**Supplied data:**
(begin)
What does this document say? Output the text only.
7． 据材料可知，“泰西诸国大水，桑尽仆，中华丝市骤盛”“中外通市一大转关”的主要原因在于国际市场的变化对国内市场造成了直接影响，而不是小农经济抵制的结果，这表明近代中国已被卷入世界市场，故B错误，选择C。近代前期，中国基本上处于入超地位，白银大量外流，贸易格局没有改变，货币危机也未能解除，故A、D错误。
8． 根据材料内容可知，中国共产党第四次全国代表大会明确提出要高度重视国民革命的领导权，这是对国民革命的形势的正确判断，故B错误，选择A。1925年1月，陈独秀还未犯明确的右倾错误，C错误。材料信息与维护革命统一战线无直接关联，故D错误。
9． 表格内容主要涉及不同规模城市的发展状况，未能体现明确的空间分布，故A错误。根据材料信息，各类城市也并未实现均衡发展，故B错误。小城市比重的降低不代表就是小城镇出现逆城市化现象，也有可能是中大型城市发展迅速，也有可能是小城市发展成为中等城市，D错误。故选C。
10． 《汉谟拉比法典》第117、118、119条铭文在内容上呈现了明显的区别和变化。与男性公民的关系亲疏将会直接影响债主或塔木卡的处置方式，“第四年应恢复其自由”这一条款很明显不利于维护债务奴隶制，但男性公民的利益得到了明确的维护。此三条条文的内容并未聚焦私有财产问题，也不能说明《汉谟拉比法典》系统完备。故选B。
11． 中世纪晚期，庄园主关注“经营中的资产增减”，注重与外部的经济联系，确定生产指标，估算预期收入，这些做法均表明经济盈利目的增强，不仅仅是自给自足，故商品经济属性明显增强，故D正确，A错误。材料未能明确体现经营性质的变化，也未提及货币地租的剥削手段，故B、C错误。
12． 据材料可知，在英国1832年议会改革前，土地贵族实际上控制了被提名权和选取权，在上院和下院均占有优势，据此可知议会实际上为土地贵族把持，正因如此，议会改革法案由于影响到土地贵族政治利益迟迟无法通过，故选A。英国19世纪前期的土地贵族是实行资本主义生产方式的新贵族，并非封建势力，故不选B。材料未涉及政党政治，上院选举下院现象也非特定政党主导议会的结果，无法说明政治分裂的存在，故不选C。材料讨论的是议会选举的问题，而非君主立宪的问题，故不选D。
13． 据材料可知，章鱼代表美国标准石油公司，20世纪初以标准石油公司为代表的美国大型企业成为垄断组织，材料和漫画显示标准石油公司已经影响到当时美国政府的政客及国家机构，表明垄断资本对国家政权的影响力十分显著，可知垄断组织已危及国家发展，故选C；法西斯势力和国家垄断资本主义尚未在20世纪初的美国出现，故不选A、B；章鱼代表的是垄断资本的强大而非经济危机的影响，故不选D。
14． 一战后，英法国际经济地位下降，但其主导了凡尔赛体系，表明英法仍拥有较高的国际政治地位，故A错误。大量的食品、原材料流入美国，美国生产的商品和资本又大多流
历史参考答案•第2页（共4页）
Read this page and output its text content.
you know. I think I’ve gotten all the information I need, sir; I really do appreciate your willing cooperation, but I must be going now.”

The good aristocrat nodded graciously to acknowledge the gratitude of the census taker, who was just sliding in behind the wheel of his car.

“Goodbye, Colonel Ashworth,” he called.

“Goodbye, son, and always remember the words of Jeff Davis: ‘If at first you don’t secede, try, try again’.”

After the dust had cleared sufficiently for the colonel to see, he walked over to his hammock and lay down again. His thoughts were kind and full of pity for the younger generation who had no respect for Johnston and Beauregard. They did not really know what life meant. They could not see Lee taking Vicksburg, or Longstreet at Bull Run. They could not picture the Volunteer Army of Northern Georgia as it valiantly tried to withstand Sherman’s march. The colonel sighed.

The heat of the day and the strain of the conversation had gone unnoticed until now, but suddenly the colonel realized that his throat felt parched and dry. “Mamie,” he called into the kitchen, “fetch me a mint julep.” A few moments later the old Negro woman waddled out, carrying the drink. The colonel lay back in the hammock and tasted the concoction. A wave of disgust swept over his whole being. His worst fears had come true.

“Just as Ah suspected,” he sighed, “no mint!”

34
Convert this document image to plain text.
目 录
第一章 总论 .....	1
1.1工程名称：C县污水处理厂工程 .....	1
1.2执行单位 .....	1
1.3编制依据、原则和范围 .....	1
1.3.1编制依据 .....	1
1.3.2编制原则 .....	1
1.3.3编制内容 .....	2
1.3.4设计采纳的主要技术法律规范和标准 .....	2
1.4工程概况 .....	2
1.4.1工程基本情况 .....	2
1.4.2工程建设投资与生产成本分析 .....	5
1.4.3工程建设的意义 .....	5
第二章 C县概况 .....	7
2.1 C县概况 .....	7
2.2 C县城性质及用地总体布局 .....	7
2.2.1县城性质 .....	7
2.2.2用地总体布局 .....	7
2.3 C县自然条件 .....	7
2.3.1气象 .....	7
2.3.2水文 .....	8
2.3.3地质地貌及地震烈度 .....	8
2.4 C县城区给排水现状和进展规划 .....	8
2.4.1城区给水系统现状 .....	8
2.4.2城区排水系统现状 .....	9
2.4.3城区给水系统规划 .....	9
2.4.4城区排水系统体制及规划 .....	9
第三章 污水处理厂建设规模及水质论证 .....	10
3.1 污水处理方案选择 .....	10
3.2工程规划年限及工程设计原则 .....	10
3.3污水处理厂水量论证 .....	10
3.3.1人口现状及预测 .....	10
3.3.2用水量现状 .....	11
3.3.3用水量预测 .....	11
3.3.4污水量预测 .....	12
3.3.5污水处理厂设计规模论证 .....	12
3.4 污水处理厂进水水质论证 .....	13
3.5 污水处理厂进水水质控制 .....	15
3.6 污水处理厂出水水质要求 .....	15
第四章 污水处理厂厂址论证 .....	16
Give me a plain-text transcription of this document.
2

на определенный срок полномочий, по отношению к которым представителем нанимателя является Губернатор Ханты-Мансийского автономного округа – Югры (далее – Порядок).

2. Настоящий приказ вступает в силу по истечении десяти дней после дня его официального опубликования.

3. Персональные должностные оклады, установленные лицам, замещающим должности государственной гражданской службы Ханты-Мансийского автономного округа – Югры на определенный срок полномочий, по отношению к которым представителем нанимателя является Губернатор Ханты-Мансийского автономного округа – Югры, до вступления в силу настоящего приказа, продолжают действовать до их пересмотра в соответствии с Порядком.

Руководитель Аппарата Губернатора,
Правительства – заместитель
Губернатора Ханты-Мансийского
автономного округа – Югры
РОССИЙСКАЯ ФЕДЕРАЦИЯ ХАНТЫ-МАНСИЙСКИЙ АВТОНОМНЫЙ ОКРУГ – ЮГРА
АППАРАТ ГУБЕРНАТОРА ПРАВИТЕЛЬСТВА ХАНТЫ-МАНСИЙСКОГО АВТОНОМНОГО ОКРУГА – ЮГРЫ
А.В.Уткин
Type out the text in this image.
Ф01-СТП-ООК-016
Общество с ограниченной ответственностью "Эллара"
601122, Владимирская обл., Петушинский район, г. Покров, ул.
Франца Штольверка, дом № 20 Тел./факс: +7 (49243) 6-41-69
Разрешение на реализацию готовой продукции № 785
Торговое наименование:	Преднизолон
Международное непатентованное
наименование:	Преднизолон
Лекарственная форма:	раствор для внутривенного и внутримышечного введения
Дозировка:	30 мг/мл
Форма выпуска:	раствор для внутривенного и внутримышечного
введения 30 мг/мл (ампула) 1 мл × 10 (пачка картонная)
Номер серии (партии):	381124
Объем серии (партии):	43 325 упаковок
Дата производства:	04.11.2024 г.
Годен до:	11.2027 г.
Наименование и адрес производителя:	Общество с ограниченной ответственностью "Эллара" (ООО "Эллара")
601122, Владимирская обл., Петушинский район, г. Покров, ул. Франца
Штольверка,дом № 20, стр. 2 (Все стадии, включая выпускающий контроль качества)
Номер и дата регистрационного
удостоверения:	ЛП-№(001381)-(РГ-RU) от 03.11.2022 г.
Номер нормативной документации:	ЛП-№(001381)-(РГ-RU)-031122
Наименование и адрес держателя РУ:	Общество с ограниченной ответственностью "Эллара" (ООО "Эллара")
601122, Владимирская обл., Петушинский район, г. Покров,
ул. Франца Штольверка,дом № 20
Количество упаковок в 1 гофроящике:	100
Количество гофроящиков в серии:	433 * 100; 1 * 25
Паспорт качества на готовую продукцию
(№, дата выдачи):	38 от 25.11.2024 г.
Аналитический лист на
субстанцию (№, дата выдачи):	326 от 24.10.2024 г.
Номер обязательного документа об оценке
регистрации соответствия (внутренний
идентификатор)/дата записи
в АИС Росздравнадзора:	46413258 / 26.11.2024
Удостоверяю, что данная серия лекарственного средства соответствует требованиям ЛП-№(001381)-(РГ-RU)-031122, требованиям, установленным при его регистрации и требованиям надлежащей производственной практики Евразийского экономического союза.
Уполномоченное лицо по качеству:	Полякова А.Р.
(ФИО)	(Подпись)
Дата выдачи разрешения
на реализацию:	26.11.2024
(end)
**Task to complete:** Give only the number of lines in the entries above that hold the string "Номер".

**Response to the exercise:** 4